- [Job]
Repeat the lines that follow, leaving nothing out.

---------- Record list

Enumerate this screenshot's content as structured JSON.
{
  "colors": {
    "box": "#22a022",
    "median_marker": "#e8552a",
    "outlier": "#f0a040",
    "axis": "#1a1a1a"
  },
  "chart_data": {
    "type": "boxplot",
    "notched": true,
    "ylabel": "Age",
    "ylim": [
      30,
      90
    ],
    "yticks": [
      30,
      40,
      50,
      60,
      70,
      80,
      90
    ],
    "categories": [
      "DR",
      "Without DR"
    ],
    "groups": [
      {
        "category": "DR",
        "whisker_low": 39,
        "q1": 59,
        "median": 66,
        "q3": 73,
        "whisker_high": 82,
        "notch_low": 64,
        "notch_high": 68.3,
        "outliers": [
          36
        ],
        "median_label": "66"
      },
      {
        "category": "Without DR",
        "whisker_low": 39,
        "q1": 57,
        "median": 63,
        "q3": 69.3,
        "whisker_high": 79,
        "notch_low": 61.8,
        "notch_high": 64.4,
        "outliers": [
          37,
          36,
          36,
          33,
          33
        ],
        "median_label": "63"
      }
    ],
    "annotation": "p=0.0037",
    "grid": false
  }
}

--------------------

- [Answer to this problem]
Enumerate this screenshot's content as structured JSON.
{
  "colors": {
    "box": "#22a022",
    "median_marker": "#e8552a",
    "outlier": "#f0a040",
    "axis": "#1a1a1a"
  },
  "chart_data": {
    "type": "boxplot",
    "notched": true,
    "ylabel": "Age",
    "ylim": [
      30,
      90
    ],
    "yticks": [
      30,
      40,
      50,
      60,
      70,
      80,
      90
    ],
    "categories": [
      "DR",
      "Without DR"
    ],
    "groups": [
      {
        "category": "DR",
        "whisker_low": 39,
        "q1": 59,
        "median": 66,
        "q3": 73,
        "whisker_high": 82,
        "notch_low": 64,
        "notch_high": 68.3,
        "outliers": [
          36
        ],
        "median_label": "66"
      },
      {
        "category": "Without DR",
        "whisker_low": 39,
        "q1": 57,
        "median": 63,
        "q3": 69.3,
        "whisker_high": 79,
        "notch_low": 61.8,
        "notch_high": 64.4,
        "outliers": [
          37,
          36,
          36,
          33,
          33
        ],
        "median_label": "63"
      }
    ],
    "annotation": "p=0.0037",
    "grid": false
  }
}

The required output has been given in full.